Required work: From the listing below, pull out every line that contains the word "resistor". Matching is case-sensitive.

══ Task data

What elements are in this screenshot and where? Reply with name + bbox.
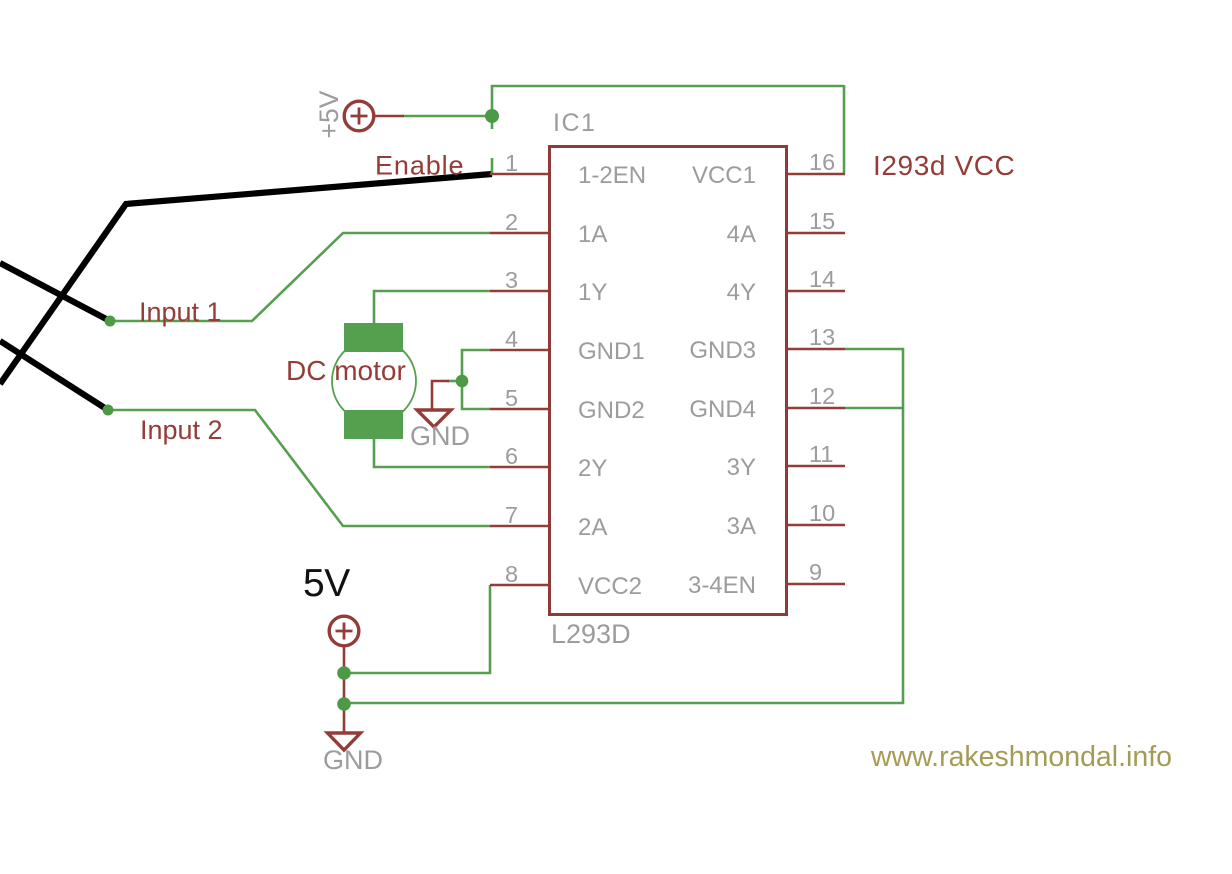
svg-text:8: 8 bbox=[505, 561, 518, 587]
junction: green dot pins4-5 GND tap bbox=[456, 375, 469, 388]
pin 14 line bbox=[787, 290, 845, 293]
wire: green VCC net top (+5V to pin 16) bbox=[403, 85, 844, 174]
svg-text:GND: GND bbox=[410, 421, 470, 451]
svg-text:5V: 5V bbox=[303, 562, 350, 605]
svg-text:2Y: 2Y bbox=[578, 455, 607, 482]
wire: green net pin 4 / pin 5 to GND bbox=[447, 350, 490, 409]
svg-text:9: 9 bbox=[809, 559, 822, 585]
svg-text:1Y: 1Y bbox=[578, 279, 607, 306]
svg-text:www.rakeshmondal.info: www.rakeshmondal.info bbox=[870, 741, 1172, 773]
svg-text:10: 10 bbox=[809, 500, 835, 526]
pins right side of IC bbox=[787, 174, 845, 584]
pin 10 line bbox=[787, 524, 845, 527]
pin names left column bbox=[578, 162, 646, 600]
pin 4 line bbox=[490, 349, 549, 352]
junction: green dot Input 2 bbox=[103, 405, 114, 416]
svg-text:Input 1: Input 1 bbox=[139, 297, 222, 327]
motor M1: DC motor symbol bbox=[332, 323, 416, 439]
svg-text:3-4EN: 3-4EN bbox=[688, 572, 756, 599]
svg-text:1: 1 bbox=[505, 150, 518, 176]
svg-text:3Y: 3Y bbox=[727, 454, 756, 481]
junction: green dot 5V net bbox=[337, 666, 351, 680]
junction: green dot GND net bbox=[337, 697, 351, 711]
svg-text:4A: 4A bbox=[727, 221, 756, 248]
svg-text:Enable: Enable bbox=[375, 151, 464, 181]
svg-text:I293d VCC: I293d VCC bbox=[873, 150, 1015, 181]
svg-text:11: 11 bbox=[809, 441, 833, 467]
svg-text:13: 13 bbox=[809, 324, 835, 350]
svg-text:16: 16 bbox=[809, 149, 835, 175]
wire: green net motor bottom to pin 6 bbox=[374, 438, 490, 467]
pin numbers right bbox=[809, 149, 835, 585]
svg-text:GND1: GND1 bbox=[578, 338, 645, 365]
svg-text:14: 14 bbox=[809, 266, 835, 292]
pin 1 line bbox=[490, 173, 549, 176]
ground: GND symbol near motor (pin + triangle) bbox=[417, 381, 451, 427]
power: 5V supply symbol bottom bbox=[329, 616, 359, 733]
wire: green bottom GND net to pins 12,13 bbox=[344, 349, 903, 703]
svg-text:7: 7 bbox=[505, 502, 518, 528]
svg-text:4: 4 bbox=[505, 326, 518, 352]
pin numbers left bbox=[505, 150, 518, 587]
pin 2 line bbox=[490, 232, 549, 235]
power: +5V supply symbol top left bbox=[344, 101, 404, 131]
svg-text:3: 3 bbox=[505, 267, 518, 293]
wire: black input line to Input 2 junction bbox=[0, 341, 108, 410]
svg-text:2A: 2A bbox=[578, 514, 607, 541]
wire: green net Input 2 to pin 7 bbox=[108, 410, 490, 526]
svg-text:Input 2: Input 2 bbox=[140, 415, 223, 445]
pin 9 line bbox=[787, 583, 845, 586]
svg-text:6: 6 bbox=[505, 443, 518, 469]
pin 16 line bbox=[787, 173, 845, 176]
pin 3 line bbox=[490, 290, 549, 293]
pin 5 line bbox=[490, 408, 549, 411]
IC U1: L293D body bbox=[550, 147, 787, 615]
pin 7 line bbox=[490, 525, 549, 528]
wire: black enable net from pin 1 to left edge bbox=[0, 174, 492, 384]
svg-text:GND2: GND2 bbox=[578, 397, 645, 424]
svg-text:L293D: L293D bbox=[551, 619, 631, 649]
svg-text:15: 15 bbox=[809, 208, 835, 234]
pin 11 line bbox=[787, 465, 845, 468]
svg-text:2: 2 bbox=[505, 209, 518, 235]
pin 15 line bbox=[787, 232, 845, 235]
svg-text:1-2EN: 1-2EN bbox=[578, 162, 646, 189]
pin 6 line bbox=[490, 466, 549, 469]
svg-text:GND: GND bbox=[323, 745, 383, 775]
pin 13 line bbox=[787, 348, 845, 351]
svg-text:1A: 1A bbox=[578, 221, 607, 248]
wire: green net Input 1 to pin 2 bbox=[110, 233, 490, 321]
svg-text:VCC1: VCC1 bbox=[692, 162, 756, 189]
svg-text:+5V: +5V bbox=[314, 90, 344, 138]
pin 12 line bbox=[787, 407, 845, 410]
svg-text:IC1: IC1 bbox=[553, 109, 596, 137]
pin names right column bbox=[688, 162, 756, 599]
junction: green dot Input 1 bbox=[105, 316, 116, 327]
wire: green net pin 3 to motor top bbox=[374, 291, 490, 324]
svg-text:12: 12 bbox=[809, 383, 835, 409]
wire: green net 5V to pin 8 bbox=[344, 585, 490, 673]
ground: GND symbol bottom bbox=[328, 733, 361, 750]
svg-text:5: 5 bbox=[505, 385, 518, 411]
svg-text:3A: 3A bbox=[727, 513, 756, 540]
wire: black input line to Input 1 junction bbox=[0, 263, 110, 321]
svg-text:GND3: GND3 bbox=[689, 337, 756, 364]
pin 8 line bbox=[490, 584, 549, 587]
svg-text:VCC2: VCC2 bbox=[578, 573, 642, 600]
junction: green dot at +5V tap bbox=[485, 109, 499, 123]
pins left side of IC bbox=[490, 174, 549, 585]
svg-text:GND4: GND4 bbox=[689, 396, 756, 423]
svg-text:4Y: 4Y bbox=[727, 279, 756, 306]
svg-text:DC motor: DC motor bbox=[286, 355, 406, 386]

════
══ Task data

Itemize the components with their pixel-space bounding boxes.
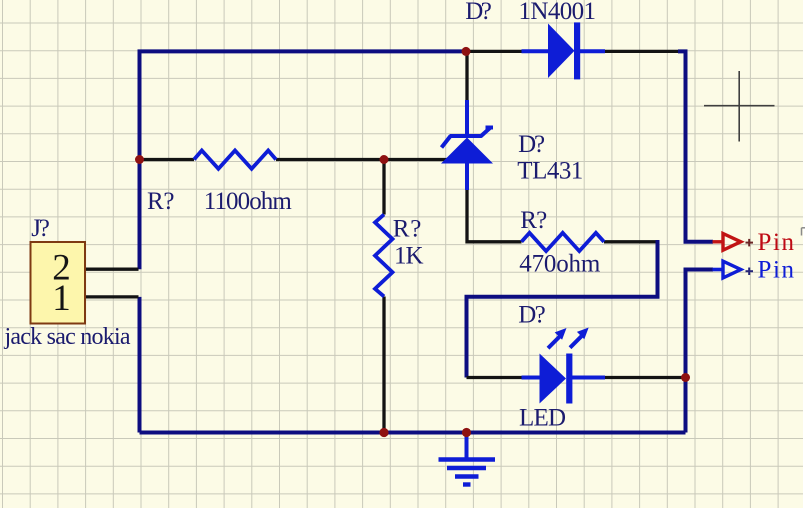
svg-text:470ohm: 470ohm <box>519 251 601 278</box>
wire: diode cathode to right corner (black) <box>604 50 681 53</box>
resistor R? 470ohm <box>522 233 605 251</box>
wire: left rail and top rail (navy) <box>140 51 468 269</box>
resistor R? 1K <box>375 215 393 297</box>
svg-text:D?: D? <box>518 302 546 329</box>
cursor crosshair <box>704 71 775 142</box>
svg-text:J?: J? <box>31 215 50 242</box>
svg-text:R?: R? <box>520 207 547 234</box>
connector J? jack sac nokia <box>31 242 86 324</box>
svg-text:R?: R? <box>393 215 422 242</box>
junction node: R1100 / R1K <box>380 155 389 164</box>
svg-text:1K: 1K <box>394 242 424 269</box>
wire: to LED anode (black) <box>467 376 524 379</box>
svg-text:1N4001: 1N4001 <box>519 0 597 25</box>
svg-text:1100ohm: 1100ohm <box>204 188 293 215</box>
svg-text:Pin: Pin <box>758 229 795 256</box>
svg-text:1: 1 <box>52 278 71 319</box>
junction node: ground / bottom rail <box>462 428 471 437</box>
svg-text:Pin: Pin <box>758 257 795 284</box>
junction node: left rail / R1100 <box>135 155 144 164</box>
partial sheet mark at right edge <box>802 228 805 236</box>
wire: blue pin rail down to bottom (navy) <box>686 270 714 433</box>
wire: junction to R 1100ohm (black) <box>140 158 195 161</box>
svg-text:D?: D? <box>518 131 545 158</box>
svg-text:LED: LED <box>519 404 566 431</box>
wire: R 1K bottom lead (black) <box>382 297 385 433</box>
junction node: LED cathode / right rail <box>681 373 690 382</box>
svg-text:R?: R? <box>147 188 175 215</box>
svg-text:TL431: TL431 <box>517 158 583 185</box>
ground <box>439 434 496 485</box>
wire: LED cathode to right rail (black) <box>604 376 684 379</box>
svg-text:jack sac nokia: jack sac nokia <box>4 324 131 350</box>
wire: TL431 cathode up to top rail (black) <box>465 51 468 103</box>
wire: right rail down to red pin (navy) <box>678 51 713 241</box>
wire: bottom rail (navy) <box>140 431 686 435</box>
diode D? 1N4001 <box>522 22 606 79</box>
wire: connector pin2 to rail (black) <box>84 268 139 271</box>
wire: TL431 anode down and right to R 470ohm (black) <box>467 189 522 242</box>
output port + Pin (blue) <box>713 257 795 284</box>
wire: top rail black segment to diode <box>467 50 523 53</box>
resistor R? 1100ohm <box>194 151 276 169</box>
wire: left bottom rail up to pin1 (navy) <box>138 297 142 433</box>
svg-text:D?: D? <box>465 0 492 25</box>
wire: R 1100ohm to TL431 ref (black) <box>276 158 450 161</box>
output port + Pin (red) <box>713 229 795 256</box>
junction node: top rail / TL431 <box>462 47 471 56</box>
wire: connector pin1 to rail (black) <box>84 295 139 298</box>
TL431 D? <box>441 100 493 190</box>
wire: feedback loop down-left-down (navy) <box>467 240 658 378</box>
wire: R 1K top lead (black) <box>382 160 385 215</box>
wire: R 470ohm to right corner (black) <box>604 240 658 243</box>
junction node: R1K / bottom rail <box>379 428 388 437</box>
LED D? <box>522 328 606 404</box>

════

Answer to the exercise:
resistor R? 470ohm <box>522 233 605 251</box>
resistor R? 1K <box>375 215 393 297</box>
resistor R? 1100ohm <box>194 151 276 169</box>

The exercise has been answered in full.